(Stored data)

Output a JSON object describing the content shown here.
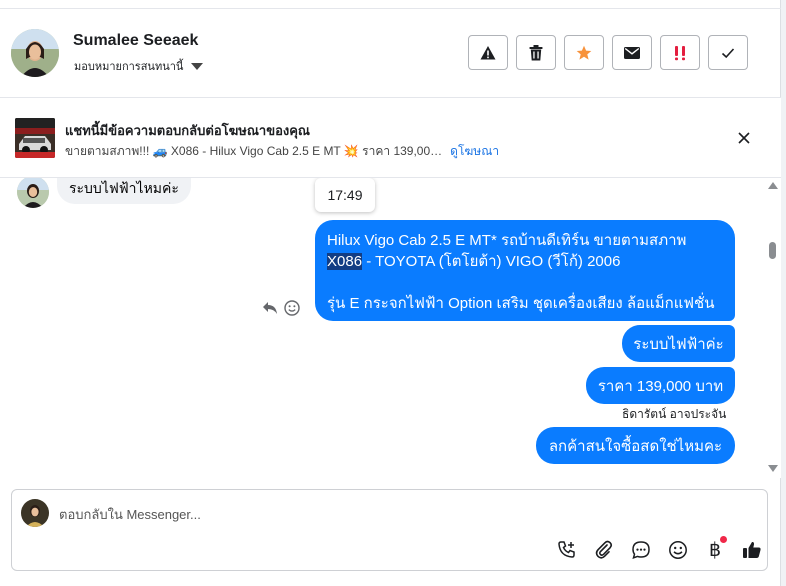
{
  "header": {
    "contact_name": "Sumalee Seeaek",
    "assign_label": "มอบหมายการสนทนานี้",
    "actions": [
      {
        "name": "report-icon"
      },
      {
        "name": "trash-icon"
      },
      {
        "name": "star-icon",
        "color": "#f7923b"
      },
      {
        "name": "envelope-icon"
      },
      {
        "name": "spam-icon",
        "color": "#e41e3f"
      },
      {
        "name": "check-icon"
      }
    ]
  },
  "ad_banner": {
    "title": "แชทนี้มีข้อความตอบกลับต่อโฆษณาของคุณ",
    "subtitle": "ขายตามสภาพ!!! 🚙 X086 - Hilux Vigo Cab 2.5 E MT 💥 ราคา 139,00…",
    "link_label": "ดูโฆษณา"
  },
  "conversation": {
    "incoming": [
      {
        "text": "ระบบไฟฟ้าไหมค่ะ"
      }
    ],
    "timestamp": "17:49",
    "outgoing_long": {
      "line1": "Hilux Vigo Cab 2.5 E MT* รถบ้านดีเทิร์น ขายตามสภาพ",
      "line2_code": "X086",
      "line2_rest": " - TOYOTA (โตโยต้า) VIGO (วีโก้) 2006",
      "line3": "รุ่น E กระจกไฟฟ้า Option เสริม ชุดเครื่องเสียง ล้อแม็กแฟชั่น"
    },
    "outgoing": [
      {
        "text": "ระบบไฟฟ้าค่ะ"
      },
      {
        "text": "ราคา 139,000 บาท"
      },
      {
        "text": "ลกค้าสนใจซื้อสดใช่ไหมคะ"
      }
    ],
    "sender_name": "ธิดารัตน์ อาจประจัน"
  },
  "composer": {
    "placeholder": "ตอบกลับใน Messenger...",
    "value": "",
    "tools": [
      {
        "name": "add-call-icon"
      },
      {
        "name": "paperclip-icon"
      },
      {
        "name": "saved-reply-icon"
      },
      {
        "name": "emoji-icon"
      },
      {
        "name": "baht-payment-icon",
        "glyph": "฿",
        "badge_color": "#f02849"
      },
      {
        "name": "thumbs-up-icon"
      }
    ]
  },
  "colors": {
    "outgoing_bubble": "#0a7cff",
    "incoming_bubble": "#f0f2f5",
    "link": "#1b74e4"
  }
}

• _The request_: Transcribe the preceding listing in its entirety and with exact wording, leaving out pictures.

• _Written answer_:
Output a JSON object describing the content shown here.
{
  "header": {
    "contact_name": "Sumalee Seeaek",
    "assign_label": "มอบหมายการสนทนานี้",
    "actions": [
      {
        "name": "report-icon"
      },
      {
        "name": "trash-icon"
      },
      {
        "name": "star-icon",
        "color": "#f7923b"
      },
      {
        "name": "envelope-icon"
      },
      {
        "name": "spam-icon",
        "color": "#e41e3f"
      },
      {
        "name": "check-icon"
      }
    ]
  },
  "ad_banner": {
    "title": "แชทนี้มีข้อความตอบกลับต่อโฆษณาของคุณ",
    "subtitle": "ขายตามสภาพ!!! 🚙 X086 - Hilux Vigo Cab 2.5 E MT 💥 ราคา 139,00…",
    "link_label": "ดูโฆษณา"
  },
  "conversation": {
    "incoming": [
      {
        "text": "ระบบไฟฟ้าไหมค่ะ"
      }
    ],
    "timestamp": "17:49",
    "outgoing_long": {
      "line1": "Hilux Vigo Cab 2.5 E MT* รถบ้านดีเทิร์น ขายตามสภาพ",
      "line2_code": "X086",
      "line2_rest": " - TOYOTA (โตโยต้า) VIGO (วีโก้) 2006",
      "line3": "รุ่น E กระจกไฟฟ้า Option เสริม ชุดเครื่องเสียง ล้อแม็กแฟชั่น"
    },
    "outgoing": [
      {
        "text": "ระบบไฟฟ้าค่ะ"
      },
      {
        "text": "ราคา 139,000 บาท"
      },
      {
        "text": "ลกค้าสนใจซื้อสดใช่ไหมคะ"
      }
    ],
    "sender_name": "ธิดารัตน์ อาจประจัน"
  },
  "composer": {
    "placeholder": "ตอบกลับใน Messenger...",
    "value": "",
    "tools": [
      {
        "name": "add-call-icon"
      },
      {
        "name": "paperclip-icon"
      },
      {
        "name": "saved-reply-icon"
      },
      {
        "name": "emoji-icon"
      },
      {
        "name": "baht-payment-icon",
        "glyph": "฿",
        "badge_color": "#f02849"
      },
      {
        "name": "thumbs-up-icon"
      }
    ]
  },
  "colors": {
    "outgoing_bubble": "#0a7cff",
    "incoming_bubble": "#f0f2f5",
    "link": "#1b74e4"
  }
}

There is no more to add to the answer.